§ Exercise description: Repeat each entry exactly and drop the pictures.

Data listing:

—————

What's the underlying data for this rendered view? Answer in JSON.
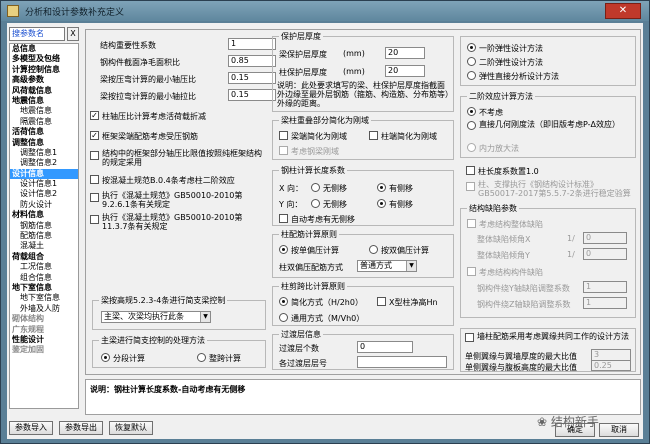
{
  "window": {
    "title": "分析和设计参数补充定义",
    "close": "✕"
  },
  "search": {
    "value": "搜参数名",
    "clear": "X"
  },
  "tree": [
    {
      "label": "总信息",
      "level": 0
    },
    {
      "label": "多模型及包络",
      "level": 0
    },
    {
      "label": "计算控制信息",
      "level": 0
    },
    {
      "label": "高级参数",
      "level": 0
    },
    {
      "label": "风荷载信息",
      "level": 0
    },
    {
      "label": "地震信息",
      "level": 0
    },
    {
      "label": "地震信息",
      "level": 1
    },
    {
      "label": "隔震信息",
      "level": 1
    },
    {
      "label": "活荷信息",
      "level": 0
    },
    {
      "label": "调整信息",
      "level": 0
    },
    {
      "label": "调整信息1",
      "level": 1
    },
    {
      "label": "调整信息2",
      "level": 1
    },
    {
      "label": "设计信息",
      "level": 0,
      "selected": true
    },
    {
      "label": "设计信息1",
      "level": 1
    },
    {
      "label": "设计信息2",
      "level": 1
    },
    {
      "label": "防火设计",
      "level": 1
    },
    {
      "label": "材料信息",
      "level": 0
    },
    {
      "label": "钢筋信息",
      "level": 1
    },
    {
      "label": "配筋信息",
      "level": 1
    },
    {
      "label": "混凝土",
      "level": 1
    },
    {
      "label": "荷载组合",
      "level": 0
    },
    {
      "label": "工况信息",
      "level": 1
    },
    {
      "label": "组合信息",
      "level": 1
    },
    {
      "label": "地下室信息",
      "level": 0
    },
    {
      "label": "地下室信息",
      "level": 1
    },
    {
      "label": "外墙及人防",
      "level": 1
    },
    {
      "label": "砌体结构",
      "level": 0,
      "grey": true
    },
    {
      "label": "广东规程",
      "level": 0,
      "grey": true
    },
    {
      "label": "性能设计",
      "level": 0
    },
    {
      "label": "鉴定加固",
      "level": 0,
      "grey": true
    }
  ],
  "params": [
    {
      "label": "结构重要性系数",
      "value": "1"
    },
    {
      "label": "钢构件截面净毛面积比",
      "value": "0.85"
    },
    {
      "label": "梁按压弯计算的最小轴压比",
      "value": "0.15"
    },
    {
      "label": "梁按拉弯计算的最小轴拉比",
      "value": "0.15"
    }
  ],
  "checks": [
    {
      "label": "柱轴压比计算考虑活荷载折减",
      "checked": true
    },
    {
      "label": "框架梁端配筋考虑受压钢筋",
      "checked": true
    },
    {
      "label": "结构中的框架部分轴压比限值按照纯框架结构的规定采用",
      "checked": false
    },
    {
      "label": "按混凝土规范B.0.4条考虑柱二阶效应",
      "checked": false
    },
    {
      "label": "执行《混凝土规范》GB50010-2010第9.2.6.1条有关规定",
      "checked": false
    },
    {
      "label": "执行《混凝土规范》GB50010-2010第11.3.7条有关规定",
      "checked": false
    }
  ],
  "beam_simple": {
    "title": "梁按高规5.2.3-4条进行简支梁控制",
    "value": "主梁、次梁均执行此条"
  },
  "beam_method": {
    "title": "主梁进行简支控制的处理方法",
    "opt1": "分段计算",
    "opt2": "整跨计算"
  },
  "cover": {
    "title": "保护层厚度",
    "beam_label": "梁保护层厚度",
    "beam_unit": "(mm)",
    "beam_value": "20",
    "col_label": "柱保护层厚度",
    "col_unit": "(mm)",
    "col_value": "20",
    "desc": "说明：此处要求填写的梁、柱保护层厚度指截面外边缘至最外层钢筋（箍筋、构造筋、分布筋等）外缘的距离。"
  },
  "overlap": {
    "title": "梁柱重叠部分简化为刚域",
    "opt1": "梁端简化为刚域",
    "opt2": "柱端简化为刚域",
    "opt3": "考虑钢梁刚域"
  },
  "col_len": {
    "title": "钢柱计算长度系数",
    "x_label": "X 向：",
    "y_label": "Y 向：",
    "nosway": "无侧移",
    "sway": "有侧移",
    "auto": "自动考虑有无侧移"
  },
  "col_rebar": {
    "title": "柱配筋计算原则",
    "opt1": "按单偏压计算",
    "opt2": "按双偏压计算",
    "method_label": "柱双偏压配筋方式",
    "method_value": "普通方式"
  },
  "wall_col": {
    "title": "柱剪跨比计算原则",
    "opt1": "简化方式（H/2h0）",
    "opt2": "通用方式（M/Vh0）",
    "opt3": "X型柱净高Hn"
  },
  "transfer": {
    "title": "过渡层信息",
    "count_label": "过渡层个数",
    "count_value": "0",
    "floor_label": "各过渡层层号",
    "floor_value": ""
  },
  "design_method": {
    "opt1": "一阶弹性设计方法",
    "opt2": "二阶弹性设计方法",
    "opt3": "弹性直接分析设计方法"
  },
  "second_order": {
    "title": "二阶效应计算方法",
    "opt1": "不考虑",
    "opt2": "直接几何刚度法（即旧版考虑P-Δ效应）",
    "opt3": "内力放大法"
  },
  "col_len_factor": {
    "label": "柱长度系数置1.0"
  },
  "steel_col": {
    "label": "柱、支撑执行《钢结构设计标准》GB50017-2017第5.5.7-2条进行稳定验算"
  },
  "defect": {
    "title": "结构缺陷参数",
    "global": "考虑结构整体缺陷",
    "gx": "整体缺陷倾角X",
    "gx_unit": "1/",
    "gx_value": "0",
    "gy": "整体缺陷倾角Y",
    "gy_unit": "1/",
    "gy_value": "0",
    "member": "考虑结构构件缺陷",
    "mx": "钢构件绕Y轴缺陷调整系数",
    "mx_value": "1",
    "my": "钢构件绕Z轴缺陷调整系数",
    "my_value": "1"
  },
  "wall": {
    "label": "墙柱配筋采用考虑翼缘共同工作的设计方法",
    "r1_label": "单侧翼缘与翼墙厚度的最大比值",
    "r1_value": "3",
    "r2_label": "单侧翼缘与腹板高度的最大比值",
    "r2_value": "0.25"
  },
  "note": "说明：钢柱计算长度系数-自动考虑有无侧移",
  "buttons": {
    "import": "参数导入",
    "export": "参数导出",
    "reset": "恢复默认",
    "ok": "确定",
    "cancel": "取消"
  },
  "watermark": "结构新手"
}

—————

§ Problem solution:
What's the underlying data for this rendered view? Answer in JSON.
{
  "window": {
    "title": "分析和设计参数补充定义",
    "close": "✕"
  },
  "search": {
    "value": "搜参数名",
    "clear": "X"
  },
  "tree": [
    {
      "label": "总信息",
      "level": 0
    },
    {
      "label": "多模型及包络",
      "level": 0
    },
    {
      "label": "计算控制信息",
      "level": 0
    },
    {
      "label": "高级参数",
      "level": 0
    },
    {
      "label": "风荷载信息",
      "level": 0
    },
    {
      "label": "地震信息",
      "level": 0
    },
    {
      "label": "地震信息",
      "level": 1
    },
    {
      "label": "隔震信息",
      "level": 1
    },
    {
      "label": "活荷信息",
      "level": 0
    },
    {
      "label": "调整信息",
      "level": 0
    },
    {
      "label": "调整信息1",
      "level": 1
    },
    {
      "label": "调整信息2",
      "level": 1
    },
    {
      "label": "设计信息",
      "level": 0,
      "selected": true
    },
    {
      "label": "设计信息1",
      "level": 1
    },
    {
      "label": "设计信息2",
      "level": 1
    },
    {
      "label": "防火设计",
      "level": 1
    },
    {
      "label": "材料信息",
      "level": 0
    },
    {
      "label": "钢筋信息",
      "level": 1
    },
    {
      "label": "配筋信息",
      "level": 1
    },
    {
      "label": "混凝土",
      "level": 1
    },
    {
      "label": "荷载组合",
      "level": 0
    },
    {
      "label": "工况信息",
      "level": 1
    },
    {
      "label": "组合信息",
      "level": 1
    },
    {
      "label": "地下室信息",
      "level": 0
    },
    {
      "label": "地下室信息",
      "level": 1
    },
    {
      "label": "外墙及人防",
      "level": 1
    },
    {
      "label": "砌体结构",
      "level": 0,
      "grey": true
    },
    {
      "label": "广东规程",
      "level": 0,
      "grey": true
    },
    {
      "label": "性能设计",
      "level": 0
    },
    {
      "label": "鉴定加固",
      "level": 0,
      "grey": true
    }
  ],
  "params": [
    {
      "label": "结构重要性系数",
      "value": "1"
    },
    {
      "label": "钢构件截面净毛面积比",
      "value": "0.85"
    },
    {
      "label": "梁按压弯计算的最小轴压比",
      "value": "0.15"
    },
    {
      "label": "梁按拉弯计算的最小轴拉比",
      "value": "0.15"
    }
  ],
  "checks": [
    {
      "label": "柱轴压比计算考虑活荷载折减",
      "checked": true
    },
    {
      "label": "框架梁端配筋考虑受压钢筋",
      "checked": true
    },
    {
      "label": "结构中的框架部分轴压比限值按照纯框架结构的规定采用",
      "checked": false
    },
    {
      "label": "按混凝土规范B.0.4条考虑柱二阶效应",
      "checked": false
    },
    {
      "label": "执行《混凝土规范》GB50010-2010第9.2.6.1条有关规定",
      "checked": false
    },
    {
      "label": "执行《混凝土规范》GB50010-2010第11.3.7条有关规定",
      "checked": false
    }
  ],
  "beam_simple": {
    "title": "梁按高规5.2.3-4条进行简支梁控制",
    "value": "主梁、次梁均执行此条"
  },
  "beam_method": {
    "title": "主梁进行简支控制的处理方法",
    "opt1": "分段计算",
    "opt2": "整跨计算"
  },
  "cover": {
    "title": "保护层厚度",
    "beam_label": "梁保护层厚度",
    "beam_unit": "(mm)",
    "beam_value": "20",
    "col_label": "柱保护层厚度",
    "col_unit": "(mm)",
    "col_value": "20",
    "desc": "说明：此处要求填写的梁、柱保护层厚度指截面外边缘至最外层钢筋（箍筋、构造筋、分布筋等）外缘的距离。"
  },
  "overlap": {
    "title": "梁柱重叠部分简化为刚域",
    "opt1": "梁端简化为刚域",
    "opt2": "柱端简化为刚域",
    "opt3": "考虑钢梁刚域"
  },
  "col_len": {
    "title": "钢柱计算长度系数",
    "x_label": "X 向：",
    "y_label": "Y 向：",
    "nosway": "无侧移",
    "sway": "有侧移",
    "auto": "自动考虑有无侧移"
  },
  "col_rebar": {
    "title": "柱配筋计算原则",
    "opt1": "按单偏压计算",
    "opt2": "按双偏压计算",
    "method_label": "柱双偏压配筋方式",
    "method_value": "普通方式"
  },
  "wall_col": {
    "title": "柱剪跨比计算原则",
    "opt1": "简化方式（H/2h0）",
    "opt2": "通用方式（M/Vh0）",
    "opt3": "X型柱净高Hn"
  },
  "transfer": {
    "title": "过渡层信息",
    "count_label": "过渡层个数",
    "count_value": "0",
    "floor_label": "各过渡层层号",
    "floor_value": ""
  },
  "design_method": {
    "opt1": "一阶弹性设计方法",
    "opt2": "二阶弹性设计方法",
    "opt3": "弹性直接分析设计方法"
  },
  "second_order": {
    "title": "二阶效应计算方法",
    "opt1": "不考虑",
    "opt2": "直接几何刚度法（即旧版考虑P-Δ效应）",
    "opt3": "内力放大法"
  },
  "col_len_factor": {
    "label": "柱长度系数置1.0"
  },
  "steel_col": {
    "label": "柱、支撑执行《钢结构设计标准》GB50017-2017第5.5.7-2条进行稳定验算"
  },
  "defect": {
    "title": "结构缺陷参数",
    "global": "考虑结构整体缺陷",
    "gx": "整体缺陷倾角X",
    "gx_unit": "1/",
    "gx_value": "0",
    "gy": "整体缺陷倾角Y",
    "gy_unit": "1/",
    "gy_value": "0",
    "member": "考虑结构构件缺陷",
    "mx": "钢构件绕Y轴缺陷调整系数",
    "mx_value": "1",
    "my": "钢构件绕Z轴缺陷调整系数",
    "my_value": "1"
  },
  "wall": {
    "label": "墙柱配筋采用考虑翼缘共同工作的设计方法",
    "r1_label": "单侧翼缘与翼墙厚度的最大比值",
    "r1_value": "3",
    "r2_label": "单侧翼缘与腹板高度的最大比值",
    "r2_value": "0.25"
  },
  "note": "说明：钢柱计算长度系数-自动考虑有无侧移",
  "buttons": {
    "import": "参数导入",
    "export": "参数导出",
    "reset": "恢复默认",
    "ok": "确定",
    "cancel": "取消"
  },
  "watermark": "结构新手"
}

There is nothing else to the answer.